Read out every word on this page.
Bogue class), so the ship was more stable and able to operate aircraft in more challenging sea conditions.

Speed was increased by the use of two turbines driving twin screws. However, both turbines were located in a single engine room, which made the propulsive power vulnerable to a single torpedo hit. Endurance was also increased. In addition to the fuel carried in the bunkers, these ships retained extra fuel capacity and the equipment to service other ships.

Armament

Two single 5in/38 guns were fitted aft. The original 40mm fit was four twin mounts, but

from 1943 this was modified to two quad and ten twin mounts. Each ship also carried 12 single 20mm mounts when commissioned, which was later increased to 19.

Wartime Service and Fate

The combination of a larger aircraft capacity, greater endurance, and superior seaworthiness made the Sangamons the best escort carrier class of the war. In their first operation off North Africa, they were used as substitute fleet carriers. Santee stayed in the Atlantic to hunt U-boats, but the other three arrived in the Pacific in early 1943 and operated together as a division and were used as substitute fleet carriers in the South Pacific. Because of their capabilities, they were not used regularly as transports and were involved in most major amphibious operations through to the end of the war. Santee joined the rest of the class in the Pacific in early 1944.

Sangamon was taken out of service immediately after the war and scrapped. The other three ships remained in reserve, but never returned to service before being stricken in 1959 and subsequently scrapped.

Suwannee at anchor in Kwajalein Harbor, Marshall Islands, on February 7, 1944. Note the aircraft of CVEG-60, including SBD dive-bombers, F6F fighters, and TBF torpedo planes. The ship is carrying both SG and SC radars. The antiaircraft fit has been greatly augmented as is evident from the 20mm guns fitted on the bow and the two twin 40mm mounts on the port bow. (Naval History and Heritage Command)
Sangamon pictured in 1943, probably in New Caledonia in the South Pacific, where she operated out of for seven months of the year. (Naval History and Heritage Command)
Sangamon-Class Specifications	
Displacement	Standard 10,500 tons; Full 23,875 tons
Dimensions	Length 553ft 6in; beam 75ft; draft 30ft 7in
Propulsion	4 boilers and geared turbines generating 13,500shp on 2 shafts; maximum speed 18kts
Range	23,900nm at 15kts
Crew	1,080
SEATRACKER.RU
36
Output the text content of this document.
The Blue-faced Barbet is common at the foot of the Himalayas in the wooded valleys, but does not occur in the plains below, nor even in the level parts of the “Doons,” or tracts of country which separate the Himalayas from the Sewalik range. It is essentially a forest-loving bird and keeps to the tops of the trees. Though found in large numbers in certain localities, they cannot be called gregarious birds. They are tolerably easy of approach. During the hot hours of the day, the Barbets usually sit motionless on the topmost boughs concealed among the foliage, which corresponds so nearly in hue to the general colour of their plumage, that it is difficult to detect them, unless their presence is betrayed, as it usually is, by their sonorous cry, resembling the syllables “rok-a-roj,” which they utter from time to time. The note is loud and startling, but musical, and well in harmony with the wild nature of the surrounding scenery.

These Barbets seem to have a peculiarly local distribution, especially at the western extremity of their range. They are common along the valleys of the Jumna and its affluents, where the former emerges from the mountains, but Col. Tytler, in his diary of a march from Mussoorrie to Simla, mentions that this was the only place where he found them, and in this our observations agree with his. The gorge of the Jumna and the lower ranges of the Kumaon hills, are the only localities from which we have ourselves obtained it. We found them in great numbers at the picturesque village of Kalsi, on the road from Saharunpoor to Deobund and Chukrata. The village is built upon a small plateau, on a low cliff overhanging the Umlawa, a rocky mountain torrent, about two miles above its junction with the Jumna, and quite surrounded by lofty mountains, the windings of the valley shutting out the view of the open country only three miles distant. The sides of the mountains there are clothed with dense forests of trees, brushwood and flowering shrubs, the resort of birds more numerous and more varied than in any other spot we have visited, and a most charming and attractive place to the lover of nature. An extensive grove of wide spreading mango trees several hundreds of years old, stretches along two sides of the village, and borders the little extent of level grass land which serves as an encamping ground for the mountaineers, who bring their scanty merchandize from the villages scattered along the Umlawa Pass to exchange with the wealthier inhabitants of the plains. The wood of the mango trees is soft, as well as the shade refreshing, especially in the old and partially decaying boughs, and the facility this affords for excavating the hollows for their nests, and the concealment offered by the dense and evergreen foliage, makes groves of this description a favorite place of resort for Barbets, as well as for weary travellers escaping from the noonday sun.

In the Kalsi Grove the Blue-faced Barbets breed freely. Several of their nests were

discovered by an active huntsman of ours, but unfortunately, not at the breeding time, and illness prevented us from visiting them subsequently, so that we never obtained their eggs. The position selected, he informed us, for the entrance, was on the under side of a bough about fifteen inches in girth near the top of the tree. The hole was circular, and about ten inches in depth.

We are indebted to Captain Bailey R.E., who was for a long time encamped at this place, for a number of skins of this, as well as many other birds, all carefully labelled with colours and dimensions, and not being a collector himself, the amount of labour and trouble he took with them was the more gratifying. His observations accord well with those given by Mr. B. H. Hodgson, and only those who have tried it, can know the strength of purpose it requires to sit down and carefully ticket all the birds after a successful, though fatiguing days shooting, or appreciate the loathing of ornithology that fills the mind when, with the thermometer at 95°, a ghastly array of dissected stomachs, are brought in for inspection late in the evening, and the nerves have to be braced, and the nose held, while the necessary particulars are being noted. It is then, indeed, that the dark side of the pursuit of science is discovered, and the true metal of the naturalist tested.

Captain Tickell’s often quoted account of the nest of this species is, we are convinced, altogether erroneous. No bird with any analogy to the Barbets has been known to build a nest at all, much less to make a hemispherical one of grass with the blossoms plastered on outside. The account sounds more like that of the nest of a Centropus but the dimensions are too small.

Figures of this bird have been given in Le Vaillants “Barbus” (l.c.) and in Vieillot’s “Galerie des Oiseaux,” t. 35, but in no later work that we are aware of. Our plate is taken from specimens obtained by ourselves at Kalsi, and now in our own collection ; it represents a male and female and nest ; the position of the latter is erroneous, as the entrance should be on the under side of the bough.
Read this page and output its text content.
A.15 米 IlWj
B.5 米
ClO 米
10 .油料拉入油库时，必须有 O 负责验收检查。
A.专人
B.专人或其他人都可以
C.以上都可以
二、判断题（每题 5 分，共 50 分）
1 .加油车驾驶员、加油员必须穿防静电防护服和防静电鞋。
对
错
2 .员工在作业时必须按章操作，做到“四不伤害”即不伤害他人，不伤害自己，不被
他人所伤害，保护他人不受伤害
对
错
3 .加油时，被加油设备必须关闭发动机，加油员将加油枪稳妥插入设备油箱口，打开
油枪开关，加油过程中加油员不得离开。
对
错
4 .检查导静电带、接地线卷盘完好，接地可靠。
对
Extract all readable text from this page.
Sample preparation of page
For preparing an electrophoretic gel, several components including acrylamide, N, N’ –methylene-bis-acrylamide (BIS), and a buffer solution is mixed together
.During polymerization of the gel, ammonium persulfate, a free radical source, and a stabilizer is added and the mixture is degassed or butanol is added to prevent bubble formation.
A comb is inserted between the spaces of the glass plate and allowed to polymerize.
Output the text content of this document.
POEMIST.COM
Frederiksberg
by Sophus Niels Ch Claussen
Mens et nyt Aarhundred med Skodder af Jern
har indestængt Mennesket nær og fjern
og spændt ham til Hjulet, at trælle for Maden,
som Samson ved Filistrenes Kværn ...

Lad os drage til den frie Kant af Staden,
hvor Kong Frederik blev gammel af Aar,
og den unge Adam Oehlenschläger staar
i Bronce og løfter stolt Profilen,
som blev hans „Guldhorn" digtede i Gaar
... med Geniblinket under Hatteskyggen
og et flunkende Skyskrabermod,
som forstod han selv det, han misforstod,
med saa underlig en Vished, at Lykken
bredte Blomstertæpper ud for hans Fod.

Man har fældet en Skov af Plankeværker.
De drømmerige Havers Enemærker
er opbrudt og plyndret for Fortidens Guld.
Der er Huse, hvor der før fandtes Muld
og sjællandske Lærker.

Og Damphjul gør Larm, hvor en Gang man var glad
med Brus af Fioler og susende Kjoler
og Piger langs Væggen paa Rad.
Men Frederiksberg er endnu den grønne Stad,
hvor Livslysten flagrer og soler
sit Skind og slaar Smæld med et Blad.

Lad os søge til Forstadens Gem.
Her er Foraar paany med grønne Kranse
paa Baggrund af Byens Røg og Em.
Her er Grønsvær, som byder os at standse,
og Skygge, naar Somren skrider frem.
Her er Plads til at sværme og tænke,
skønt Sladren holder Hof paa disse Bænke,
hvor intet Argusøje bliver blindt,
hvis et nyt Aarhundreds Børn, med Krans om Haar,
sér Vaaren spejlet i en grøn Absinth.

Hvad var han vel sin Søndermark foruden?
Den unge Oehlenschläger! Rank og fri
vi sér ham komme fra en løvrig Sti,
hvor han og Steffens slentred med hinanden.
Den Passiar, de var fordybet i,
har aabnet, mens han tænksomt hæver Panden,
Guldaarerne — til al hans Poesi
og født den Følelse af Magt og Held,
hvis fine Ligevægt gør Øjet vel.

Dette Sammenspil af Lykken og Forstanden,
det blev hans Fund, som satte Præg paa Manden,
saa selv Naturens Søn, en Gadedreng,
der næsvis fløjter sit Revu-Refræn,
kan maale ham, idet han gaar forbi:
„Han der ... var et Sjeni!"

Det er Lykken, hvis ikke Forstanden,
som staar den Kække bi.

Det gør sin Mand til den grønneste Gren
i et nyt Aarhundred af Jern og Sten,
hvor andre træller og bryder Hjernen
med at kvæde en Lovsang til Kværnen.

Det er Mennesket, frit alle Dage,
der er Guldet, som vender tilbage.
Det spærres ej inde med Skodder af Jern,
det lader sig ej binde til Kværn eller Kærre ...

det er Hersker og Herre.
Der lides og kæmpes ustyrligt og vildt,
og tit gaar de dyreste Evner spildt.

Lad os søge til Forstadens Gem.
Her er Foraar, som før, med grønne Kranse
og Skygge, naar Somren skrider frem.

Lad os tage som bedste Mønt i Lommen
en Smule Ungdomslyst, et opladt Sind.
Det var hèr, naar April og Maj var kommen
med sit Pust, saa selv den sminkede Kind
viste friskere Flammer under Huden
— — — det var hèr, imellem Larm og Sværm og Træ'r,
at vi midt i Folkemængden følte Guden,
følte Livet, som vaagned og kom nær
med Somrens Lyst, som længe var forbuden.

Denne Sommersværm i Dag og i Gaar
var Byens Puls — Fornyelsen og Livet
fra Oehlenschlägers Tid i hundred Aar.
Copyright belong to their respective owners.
* * * *
Directions for this task:
Each line that has the word "Lykken" should be copied.

Full solution:
med saa underlig en Vished, at Lykken
Dette Sammenspil af Lykken og Forstanden,
Det er Lykken, hvis ikke Forstanden,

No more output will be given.